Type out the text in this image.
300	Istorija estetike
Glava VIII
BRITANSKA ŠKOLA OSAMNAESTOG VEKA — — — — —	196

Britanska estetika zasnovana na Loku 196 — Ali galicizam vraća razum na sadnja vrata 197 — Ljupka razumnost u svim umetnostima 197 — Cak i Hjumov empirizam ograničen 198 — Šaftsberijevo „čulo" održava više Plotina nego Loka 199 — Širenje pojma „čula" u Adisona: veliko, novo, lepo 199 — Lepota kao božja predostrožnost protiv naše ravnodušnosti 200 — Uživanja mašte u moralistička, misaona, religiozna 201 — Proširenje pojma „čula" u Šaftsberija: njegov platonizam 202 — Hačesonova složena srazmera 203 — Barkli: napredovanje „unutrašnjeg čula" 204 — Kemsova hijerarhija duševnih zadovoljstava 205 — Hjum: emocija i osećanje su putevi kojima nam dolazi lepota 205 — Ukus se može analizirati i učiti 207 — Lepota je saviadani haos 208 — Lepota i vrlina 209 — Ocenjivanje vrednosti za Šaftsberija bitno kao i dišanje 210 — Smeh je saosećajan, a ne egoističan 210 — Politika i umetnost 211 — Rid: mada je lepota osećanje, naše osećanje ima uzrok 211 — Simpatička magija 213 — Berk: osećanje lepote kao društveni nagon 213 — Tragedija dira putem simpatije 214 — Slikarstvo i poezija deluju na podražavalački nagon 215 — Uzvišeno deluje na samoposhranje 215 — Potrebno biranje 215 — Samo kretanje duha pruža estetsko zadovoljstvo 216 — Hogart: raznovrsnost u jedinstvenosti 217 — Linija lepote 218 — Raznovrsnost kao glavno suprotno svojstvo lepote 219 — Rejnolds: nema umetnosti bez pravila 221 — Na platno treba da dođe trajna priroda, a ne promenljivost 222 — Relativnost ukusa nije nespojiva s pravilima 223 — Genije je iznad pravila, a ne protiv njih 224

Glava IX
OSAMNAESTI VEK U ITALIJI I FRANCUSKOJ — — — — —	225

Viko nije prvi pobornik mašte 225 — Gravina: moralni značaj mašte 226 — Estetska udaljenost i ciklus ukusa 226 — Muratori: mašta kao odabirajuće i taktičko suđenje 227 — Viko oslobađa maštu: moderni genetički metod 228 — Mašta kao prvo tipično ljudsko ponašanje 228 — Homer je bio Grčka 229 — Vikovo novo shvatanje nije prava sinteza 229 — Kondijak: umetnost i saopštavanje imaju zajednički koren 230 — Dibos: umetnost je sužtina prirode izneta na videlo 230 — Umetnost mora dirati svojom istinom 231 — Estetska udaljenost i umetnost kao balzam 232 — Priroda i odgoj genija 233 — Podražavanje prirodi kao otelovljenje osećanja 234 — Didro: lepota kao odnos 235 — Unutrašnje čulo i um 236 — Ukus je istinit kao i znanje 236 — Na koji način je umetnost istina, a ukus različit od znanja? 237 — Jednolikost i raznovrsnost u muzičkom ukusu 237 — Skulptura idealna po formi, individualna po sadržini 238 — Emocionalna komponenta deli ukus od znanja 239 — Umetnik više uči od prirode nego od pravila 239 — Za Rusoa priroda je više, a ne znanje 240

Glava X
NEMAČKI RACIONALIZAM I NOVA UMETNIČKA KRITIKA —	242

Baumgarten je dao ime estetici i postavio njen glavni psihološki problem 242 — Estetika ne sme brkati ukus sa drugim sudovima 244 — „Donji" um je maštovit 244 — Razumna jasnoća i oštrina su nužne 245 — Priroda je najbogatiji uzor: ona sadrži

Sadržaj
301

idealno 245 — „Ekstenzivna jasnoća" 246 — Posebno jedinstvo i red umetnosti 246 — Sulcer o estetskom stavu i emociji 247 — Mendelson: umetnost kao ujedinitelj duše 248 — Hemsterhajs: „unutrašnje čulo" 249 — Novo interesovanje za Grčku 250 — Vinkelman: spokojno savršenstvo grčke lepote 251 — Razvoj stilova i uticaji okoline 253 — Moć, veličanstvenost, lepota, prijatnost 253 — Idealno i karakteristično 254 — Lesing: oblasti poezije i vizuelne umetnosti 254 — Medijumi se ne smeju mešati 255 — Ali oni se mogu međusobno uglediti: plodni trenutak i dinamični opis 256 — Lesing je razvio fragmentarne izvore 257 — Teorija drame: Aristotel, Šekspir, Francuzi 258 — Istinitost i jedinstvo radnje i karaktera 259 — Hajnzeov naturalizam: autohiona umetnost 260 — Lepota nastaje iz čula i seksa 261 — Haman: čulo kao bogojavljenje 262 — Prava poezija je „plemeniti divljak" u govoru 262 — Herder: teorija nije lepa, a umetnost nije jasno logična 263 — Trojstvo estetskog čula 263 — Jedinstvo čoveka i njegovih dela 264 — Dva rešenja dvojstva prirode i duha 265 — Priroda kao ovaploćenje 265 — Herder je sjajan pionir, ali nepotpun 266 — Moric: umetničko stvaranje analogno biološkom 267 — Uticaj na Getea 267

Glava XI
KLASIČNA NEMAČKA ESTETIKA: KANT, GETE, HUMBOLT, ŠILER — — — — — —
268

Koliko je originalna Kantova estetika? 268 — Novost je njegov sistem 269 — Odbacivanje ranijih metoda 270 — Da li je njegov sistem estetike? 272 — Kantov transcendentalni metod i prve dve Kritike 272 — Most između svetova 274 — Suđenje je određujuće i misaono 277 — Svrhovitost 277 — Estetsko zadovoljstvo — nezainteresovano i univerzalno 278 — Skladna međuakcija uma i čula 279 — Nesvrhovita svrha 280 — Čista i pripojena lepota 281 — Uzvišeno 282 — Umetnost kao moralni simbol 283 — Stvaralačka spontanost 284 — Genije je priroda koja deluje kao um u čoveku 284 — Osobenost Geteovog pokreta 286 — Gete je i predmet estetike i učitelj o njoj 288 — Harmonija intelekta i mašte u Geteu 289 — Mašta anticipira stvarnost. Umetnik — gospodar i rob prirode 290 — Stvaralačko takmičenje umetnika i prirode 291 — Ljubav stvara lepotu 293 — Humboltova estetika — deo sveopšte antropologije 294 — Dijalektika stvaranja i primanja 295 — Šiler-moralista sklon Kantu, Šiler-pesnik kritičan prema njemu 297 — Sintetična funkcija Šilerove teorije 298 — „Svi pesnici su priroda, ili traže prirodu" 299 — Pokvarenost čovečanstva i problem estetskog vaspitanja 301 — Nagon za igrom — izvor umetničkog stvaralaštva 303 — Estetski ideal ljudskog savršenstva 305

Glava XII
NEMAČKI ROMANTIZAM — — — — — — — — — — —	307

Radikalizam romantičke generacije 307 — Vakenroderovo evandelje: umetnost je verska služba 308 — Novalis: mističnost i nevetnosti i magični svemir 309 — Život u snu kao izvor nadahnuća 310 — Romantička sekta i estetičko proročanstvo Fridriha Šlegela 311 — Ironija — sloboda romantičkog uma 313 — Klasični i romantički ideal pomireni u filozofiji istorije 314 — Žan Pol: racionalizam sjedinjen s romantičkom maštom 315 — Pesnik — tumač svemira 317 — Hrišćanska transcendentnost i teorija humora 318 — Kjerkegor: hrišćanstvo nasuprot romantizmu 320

▬▬▬▬▬▬▬▬▬▬

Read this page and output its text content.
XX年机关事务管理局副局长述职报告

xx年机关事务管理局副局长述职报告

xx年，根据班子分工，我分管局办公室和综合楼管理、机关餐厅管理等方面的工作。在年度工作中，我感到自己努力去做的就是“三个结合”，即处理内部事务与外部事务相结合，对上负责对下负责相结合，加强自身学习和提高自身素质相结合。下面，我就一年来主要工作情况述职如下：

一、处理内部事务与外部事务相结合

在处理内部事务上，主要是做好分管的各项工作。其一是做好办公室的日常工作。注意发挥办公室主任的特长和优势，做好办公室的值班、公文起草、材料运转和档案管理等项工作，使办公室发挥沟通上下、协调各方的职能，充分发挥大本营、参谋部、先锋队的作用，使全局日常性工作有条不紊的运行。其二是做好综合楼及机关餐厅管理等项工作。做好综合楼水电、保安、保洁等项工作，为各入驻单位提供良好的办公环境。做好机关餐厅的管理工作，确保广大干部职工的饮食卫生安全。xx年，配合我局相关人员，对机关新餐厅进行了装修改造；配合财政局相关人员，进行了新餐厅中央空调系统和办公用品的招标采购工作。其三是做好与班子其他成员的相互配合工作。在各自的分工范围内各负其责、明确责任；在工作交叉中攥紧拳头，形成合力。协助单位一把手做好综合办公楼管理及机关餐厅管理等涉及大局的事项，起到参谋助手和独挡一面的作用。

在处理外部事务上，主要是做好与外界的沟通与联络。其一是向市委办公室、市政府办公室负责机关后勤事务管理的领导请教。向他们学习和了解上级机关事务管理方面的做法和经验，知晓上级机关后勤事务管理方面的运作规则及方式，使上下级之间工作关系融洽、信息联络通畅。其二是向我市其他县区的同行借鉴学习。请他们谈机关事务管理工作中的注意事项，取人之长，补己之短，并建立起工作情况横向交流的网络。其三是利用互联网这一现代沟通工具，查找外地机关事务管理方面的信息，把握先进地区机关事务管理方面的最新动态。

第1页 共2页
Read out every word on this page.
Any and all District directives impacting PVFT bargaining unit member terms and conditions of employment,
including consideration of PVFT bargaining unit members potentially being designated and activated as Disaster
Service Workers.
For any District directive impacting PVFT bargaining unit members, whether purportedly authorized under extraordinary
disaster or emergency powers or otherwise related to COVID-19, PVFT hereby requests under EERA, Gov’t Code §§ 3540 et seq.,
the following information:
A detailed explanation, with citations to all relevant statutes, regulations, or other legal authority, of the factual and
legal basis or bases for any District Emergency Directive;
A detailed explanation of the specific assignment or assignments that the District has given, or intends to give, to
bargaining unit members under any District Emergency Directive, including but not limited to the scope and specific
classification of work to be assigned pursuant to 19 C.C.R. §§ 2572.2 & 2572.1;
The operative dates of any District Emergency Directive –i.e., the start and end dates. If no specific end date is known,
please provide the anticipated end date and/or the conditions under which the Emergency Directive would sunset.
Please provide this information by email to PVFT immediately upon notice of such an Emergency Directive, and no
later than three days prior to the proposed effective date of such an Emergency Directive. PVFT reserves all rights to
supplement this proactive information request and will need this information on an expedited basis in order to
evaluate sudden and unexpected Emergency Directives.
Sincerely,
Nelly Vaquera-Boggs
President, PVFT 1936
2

▬▬▬▬▬▬▬▬▬▬

SET PROBLEM: Go through the records and pull out each line that includes the word "text".

THE REPLY:
Type out the text in this image.
Read this page and output its text content.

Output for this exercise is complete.